Items from a dataset |
━━━━━━━━━━━━━━━━━━━━━━━━━━━━━━

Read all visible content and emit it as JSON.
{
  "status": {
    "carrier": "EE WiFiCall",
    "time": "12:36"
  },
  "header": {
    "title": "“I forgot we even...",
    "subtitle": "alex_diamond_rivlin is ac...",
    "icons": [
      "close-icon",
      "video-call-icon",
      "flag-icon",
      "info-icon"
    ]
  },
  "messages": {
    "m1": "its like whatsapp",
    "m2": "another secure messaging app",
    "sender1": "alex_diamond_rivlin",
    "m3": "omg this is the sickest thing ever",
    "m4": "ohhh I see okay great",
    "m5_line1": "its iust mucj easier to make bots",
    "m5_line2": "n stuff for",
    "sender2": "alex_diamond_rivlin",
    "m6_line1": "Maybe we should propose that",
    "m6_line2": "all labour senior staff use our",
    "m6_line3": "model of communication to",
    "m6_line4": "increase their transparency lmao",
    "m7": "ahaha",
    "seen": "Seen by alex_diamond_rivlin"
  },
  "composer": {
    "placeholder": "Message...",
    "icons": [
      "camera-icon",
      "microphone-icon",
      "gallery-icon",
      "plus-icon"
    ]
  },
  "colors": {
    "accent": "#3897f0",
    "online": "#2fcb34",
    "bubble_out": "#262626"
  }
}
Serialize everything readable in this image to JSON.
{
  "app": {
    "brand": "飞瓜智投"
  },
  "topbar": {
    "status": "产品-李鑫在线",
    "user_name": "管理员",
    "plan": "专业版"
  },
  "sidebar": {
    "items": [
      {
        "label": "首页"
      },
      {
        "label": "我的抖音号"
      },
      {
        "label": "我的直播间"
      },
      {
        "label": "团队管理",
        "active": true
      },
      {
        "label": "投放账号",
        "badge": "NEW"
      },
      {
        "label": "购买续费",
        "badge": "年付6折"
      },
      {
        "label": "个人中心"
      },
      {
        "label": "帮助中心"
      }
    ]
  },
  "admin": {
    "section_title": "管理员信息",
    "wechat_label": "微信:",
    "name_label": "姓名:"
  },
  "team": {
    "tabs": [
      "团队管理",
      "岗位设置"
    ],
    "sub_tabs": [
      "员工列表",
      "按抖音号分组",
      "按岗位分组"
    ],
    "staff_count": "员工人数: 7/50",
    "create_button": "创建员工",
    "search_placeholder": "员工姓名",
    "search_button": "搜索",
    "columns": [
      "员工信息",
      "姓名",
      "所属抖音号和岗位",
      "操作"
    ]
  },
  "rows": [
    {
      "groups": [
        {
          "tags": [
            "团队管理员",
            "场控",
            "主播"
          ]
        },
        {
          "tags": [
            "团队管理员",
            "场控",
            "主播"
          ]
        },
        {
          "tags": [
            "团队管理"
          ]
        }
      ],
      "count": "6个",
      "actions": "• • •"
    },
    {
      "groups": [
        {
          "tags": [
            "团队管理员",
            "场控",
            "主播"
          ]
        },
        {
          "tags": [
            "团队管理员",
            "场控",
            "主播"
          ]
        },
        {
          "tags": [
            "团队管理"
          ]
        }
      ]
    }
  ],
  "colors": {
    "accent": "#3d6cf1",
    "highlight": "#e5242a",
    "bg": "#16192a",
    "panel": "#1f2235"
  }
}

━━━━━━━━━━━━━━━━━━━━━━━━━━━━━━

Given task | Retype the listing. Match it exactly.

Exercise response |
Read all visible content and emit it as JSON.
{
  "status": {
    "carrier": "EE WiFiCall",
    "time": "12:36"
  },
  "header": {
    "title": "“I forgot we even...",
    "subtitle": "alex_diamond_rivlin is ac...",
    "icons": [
      "close-icon",
      "video-call-icon",
      "flag-icon",
      "info-icon"
    ]
  },
  "messages": {
    "m1": "its like whatsapp",
    "m2": "another secure messaging app",
    "sender1": "alex_diamond_rivlin",
    "m3": "omg this is the sickest thing ever",
    "m4": "ohhh I see okay great",
    "m5_line1": "its iust mucj easier to make bots",
    "m5_line2": "n stuff for",
    "sender2": "alex_diamond_rivlin",
    "m6_line1": "Maybe we should propose that",
    "m6_line2": "all labour senior staff use our",
    "m6_line3": "model of communication to",
    "m6_line4": "increase their transparency lmao",
    "m7": "ahaha",
    "seen": "Seen by alex_diamond_rivlin"
  },
  "composer": {
    "placeholder": "Message...",
    "icons": [
      "camera-icon",
      "microphone-icon",
      "gallery-icon",
      "plus-icon"
    ]
  },
  "colors": {
    "accent": "#3897f0",
    "online": "#2fcb34",
    "bubble_out": "#262626"
  }
}
Serialize everything readable in this image to JSON.
{
  "app": {
    "brand": "飞瓜智投"
  },
  "topbar": {
    "status": "产品-李鑫在线",
    "user_name": "管理员",
    "plan": "专业版"
  },
  "sidebar": {
    "items": [
      {
        "label": "首页"
      },
      {
        "label": "我的抖音号"
      },
      {
        "label": "我的直播间"
      },
      {
        "label": "团队管理",
        "active": true
      },
      {
        "label": "投放账号",
        "badge": "NEW"
      },
      {
        "label": "购买续费",
        "badge": "年付6折"
      },
      {
        "label": "个人中心"
      },
      {
        "label": "帮助中心"
      }
    ]
  },
  "admin": {
    "section_title": "管理员信息",
    "wechat_label": "微信:",
    "name_label": "姓名:"
  },
  "team": {
    "tabs": [
      "团队管理",
      "岗位设置"
    ],
    "sub_tabs": [
      "员工列表",
      "按抖音号分组",
      "按岗位分组"
    ],
    "staff_count": "员工人数: 7/50",
    "create_button": "创建员工",
    "search_placeholder": "员工姓名",
    "search_button": "搜索",
    "columns": [
      "员工信息",
      "姓名",
      "所属抖音号和岗位",
      "操作"
    ]
  },
  "rows": [
    {
      "groups": [
        {
          "tags": [
            "团队管理员",
            "场控",
            "主播"
          ]
        },
        {
          "tags": [
            "团队管理员",
            "场控",
            "主播"
          ]
        },
        {
          "tags": [
            "团队管理"
          ]
        }
      ],
      "count": "6个",
      "actions": "• • •"
    },
    {
      "groups": [
        {
          "tags": [
            "团队管理员",
            "场控",
            "主播"
          ]
        },
        {
          "tags": [
            "团队管理员",
            "场控",
            "主播"
          ]
        },
        {
          "tags": [
            "团队管理"
          ]
        }
      ]
    }
  ],
  "colors": {
    "accent": "#3d6cf1",
    "highlight": "#e5242a",
    "bg": "#16192a",
    "panel": "#1f2235"
  }
}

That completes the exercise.